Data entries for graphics

>> Start

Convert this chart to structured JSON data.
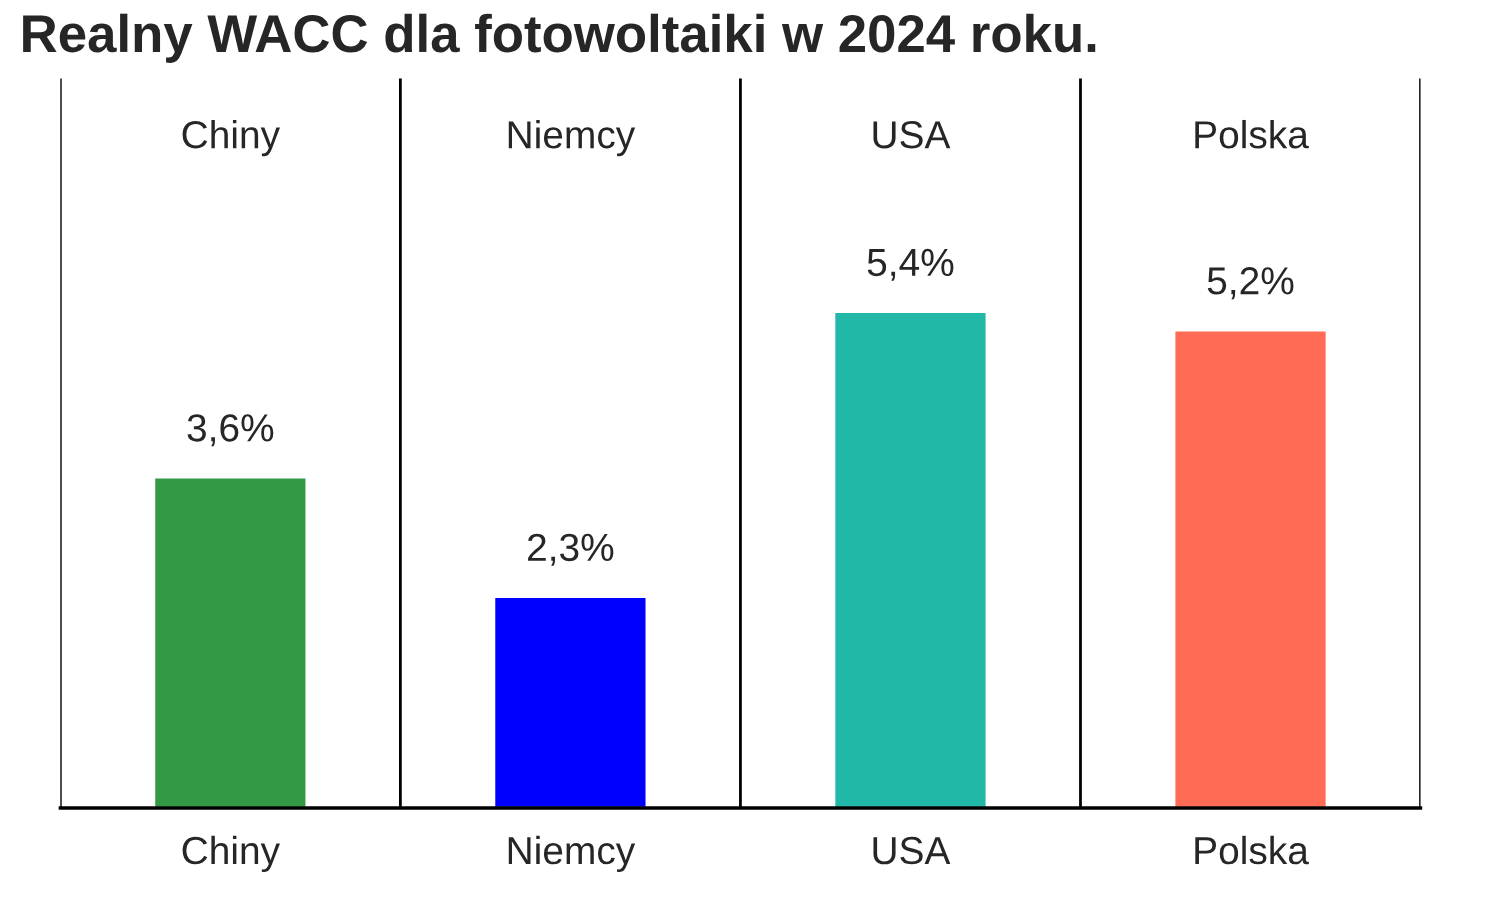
{
  "chart_data": {
    "type": "bar",
    "title": "Realny WACC dla fotowoltaiki w 2024 roku.",
    "categories": [
      "Chiny",
      "Niemcy",
      "USA",
      "Polska"
    ],
    "values": [
      3.6,
      2.3,
      5.4,
      5.2
    ],
    "value_labels": [
      "3,6%",
      "2,3%",
      "5,4%",
      "5,2%"
    ],
    "colors": [
      "#339944",
      "#0000ff",
      "#22b8a8",
      "#ff6b55"
    ],
    "grid": "x"
  }
}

>> End

**What this task involves**
Print all the records again exactly; do not include any picture.

**Answer to the task**
Convert this chart to structured JSON data.
{
  "chart_data": {
    "type": "bar",
    "title": "Realny WACC dla fotowoltaiki w 2024 roku.",
    "categories": [
      "Chiny",
      "Niemcy",
      "USA",
      "Polska"
    ],
    "values": [
      3.6,
      2.3,
      5.4,
      5.2
    ],
    "value_labels": [
      "3,6%",
      "2,3%",
      "5,4%",
      "5,2%"
    ],
    "colors": [
      "#339944",
      "#0000ff",
      "#22b8a8",
      "#ff6b55"
    ],
    "grid": "x"
  }
}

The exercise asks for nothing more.